### To do
Of the lines in this listing, how many contain the word "activity"? Give the number and nothing else.

━━━ Given data

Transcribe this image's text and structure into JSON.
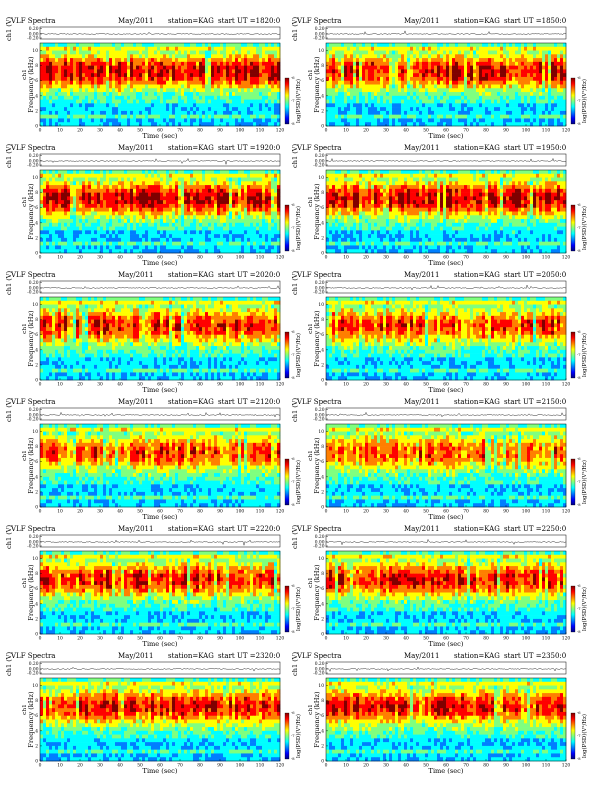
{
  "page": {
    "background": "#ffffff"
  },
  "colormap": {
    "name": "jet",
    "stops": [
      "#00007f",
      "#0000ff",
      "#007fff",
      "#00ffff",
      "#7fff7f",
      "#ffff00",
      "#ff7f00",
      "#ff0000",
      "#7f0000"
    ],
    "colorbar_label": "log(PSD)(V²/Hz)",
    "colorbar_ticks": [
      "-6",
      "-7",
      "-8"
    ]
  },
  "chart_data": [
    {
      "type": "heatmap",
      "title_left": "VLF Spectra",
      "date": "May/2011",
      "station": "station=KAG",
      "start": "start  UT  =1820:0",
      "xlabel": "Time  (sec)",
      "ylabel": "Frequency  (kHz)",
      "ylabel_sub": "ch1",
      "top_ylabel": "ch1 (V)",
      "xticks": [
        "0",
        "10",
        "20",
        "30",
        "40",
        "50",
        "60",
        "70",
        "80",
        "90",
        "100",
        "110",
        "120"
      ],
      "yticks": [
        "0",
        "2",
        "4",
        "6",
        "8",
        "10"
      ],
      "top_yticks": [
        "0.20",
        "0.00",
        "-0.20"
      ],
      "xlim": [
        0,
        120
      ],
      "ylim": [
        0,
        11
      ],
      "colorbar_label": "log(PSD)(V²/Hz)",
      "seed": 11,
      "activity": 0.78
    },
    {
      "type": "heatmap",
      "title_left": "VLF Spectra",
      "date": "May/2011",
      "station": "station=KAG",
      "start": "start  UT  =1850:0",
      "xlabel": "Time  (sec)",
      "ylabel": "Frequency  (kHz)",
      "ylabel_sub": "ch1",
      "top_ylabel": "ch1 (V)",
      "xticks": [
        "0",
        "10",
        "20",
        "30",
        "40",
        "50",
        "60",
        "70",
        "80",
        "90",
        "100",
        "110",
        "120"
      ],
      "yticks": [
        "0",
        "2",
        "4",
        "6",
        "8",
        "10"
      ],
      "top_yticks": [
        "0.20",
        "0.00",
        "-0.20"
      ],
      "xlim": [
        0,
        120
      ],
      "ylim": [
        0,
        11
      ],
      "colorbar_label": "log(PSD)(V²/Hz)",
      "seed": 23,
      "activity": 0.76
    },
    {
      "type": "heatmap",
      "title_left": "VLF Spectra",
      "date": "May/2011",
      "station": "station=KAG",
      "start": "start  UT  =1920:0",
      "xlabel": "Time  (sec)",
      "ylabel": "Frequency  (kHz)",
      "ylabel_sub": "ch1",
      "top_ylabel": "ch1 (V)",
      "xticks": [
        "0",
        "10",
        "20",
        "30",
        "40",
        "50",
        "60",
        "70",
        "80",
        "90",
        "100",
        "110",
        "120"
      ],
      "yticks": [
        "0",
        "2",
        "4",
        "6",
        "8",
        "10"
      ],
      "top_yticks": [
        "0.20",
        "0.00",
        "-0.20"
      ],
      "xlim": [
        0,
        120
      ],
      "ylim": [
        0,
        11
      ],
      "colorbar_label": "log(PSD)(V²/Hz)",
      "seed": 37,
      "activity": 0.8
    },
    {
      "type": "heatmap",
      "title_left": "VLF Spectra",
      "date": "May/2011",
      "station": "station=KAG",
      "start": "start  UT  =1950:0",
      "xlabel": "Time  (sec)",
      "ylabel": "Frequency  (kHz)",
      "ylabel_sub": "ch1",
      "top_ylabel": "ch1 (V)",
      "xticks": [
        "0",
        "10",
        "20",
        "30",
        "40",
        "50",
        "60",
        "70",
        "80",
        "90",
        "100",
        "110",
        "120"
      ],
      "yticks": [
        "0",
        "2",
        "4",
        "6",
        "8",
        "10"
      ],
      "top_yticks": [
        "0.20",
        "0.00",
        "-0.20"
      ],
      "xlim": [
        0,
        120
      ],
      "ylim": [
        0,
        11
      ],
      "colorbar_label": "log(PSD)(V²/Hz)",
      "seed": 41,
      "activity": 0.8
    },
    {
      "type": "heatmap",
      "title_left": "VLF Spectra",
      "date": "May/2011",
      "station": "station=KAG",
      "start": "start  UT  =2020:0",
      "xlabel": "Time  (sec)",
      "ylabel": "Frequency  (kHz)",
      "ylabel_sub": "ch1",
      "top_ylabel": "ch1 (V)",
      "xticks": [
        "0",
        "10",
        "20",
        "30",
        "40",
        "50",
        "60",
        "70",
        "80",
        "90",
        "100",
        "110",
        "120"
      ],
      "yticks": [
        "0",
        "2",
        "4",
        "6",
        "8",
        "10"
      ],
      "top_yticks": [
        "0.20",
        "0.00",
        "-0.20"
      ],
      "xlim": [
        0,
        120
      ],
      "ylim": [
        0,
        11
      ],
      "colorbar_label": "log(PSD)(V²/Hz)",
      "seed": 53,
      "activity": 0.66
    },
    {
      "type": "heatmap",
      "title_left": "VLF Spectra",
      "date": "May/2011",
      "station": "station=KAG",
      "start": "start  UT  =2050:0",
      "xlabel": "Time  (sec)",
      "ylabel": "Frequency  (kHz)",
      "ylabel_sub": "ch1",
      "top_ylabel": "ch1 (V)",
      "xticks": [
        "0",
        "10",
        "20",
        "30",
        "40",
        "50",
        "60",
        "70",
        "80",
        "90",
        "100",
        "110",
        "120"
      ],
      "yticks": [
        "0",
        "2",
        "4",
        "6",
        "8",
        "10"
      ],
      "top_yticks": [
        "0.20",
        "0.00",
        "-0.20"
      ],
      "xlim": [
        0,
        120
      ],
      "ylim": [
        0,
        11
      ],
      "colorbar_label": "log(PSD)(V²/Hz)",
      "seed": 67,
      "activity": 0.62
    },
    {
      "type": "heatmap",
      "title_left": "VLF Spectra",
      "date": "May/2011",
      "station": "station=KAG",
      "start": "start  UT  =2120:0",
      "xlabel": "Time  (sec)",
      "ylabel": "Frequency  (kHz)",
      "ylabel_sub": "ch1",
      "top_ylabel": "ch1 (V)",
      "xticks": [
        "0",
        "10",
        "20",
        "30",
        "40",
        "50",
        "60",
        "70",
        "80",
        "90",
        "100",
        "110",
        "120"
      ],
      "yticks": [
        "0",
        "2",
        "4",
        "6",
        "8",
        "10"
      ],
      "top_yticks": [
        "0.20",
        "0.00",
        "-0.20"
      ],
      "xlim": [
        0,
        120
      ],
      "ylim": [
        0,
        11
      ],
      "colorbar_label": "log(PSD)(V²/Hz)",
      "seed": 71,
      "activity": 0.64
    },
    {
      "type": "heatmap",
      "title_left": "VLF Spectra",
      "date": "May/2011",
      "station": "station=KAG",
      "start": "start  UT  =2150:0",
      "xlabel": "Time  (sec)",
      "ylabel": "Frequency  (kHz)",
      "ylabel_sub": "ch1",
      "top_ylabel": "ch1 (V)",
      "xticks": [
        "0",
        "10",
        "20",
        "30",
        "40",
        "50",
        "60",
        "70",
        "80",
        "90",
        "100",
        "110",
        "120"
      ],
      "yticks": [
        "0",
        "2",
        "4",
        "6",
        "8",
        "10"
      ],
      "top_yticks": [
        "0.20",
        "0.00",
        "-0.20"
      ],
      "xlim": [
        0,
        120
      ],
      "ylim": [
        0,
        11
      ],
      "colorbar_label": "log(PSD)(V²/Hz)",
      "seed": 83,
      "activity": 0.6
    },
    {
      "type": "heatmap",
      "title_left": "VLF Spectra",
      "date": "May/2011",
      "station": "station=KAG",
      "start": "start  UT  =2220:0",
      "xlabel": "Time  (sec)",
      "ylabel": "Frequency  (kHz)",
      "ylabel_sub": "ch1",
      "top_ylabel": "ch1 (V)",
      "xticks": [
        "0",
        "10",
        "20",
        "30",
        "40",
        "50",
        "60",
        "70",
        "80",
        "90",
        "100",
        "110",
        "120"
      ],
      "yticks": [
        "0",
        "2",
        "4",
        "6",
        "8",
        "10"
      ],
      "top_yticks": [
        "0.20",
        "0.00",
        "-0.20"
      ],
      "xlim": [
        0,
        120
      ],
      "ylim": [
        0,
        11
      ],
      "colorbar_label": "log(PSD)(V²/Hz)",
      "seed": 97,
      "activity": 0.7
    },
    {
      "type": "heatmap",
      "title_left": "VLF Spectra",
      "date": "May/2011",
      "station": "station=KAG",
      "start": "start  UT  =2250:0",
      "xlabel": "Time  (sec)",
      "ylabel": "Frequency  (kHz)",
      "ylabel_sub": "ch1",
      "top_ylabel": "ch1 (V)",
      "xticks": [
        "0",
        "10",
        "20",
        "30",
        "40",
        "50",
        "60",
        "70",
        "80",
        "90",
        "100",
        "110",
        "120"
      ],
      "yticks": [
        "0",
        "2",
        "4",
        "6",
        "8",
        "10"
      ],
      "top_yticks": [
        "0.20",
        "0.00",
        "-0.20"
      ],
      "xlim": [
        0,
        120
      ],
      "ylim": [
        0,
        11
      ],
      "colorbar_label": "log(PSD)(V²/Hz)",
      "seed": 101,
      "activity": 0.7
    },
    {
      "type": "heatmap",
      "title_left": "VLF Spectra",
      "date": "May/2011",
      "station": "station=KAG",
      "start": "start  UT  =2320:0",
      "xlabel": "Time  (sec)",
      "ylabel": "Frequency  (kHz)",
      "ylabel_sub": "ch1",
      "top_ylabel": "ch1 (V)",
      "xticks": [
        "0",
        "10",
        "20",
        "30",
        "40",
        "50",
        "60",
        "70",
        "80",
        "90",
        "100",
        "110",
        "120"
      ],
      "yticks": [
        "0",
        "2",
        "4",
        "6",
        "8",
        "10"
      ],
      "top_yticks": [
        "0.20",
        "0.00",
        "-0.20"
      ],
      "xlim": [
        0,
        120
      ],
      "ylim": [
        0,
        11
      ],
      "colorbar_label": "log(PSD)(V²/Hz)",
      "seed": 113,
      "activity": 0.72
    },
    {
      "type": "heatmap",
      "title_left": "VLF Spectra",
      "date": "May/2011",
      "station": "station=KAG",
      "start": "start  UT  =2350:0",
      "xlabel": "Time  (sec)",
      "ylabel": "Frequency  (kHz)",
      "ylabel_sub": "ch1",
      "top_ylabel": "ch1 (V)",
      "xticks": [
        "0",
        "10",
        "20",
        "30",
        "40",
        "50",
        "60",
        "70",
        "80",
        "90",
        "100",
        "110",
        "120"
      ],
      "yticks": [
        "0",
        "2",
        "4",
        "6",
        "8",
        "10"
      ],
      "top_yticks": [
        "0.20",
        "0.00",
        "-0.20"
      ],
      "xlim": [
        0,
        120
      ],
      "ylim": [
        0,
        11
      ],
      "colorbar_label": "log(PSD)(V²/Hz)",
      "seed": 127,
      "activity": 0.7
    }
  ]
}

━━━━━━

### The reply
12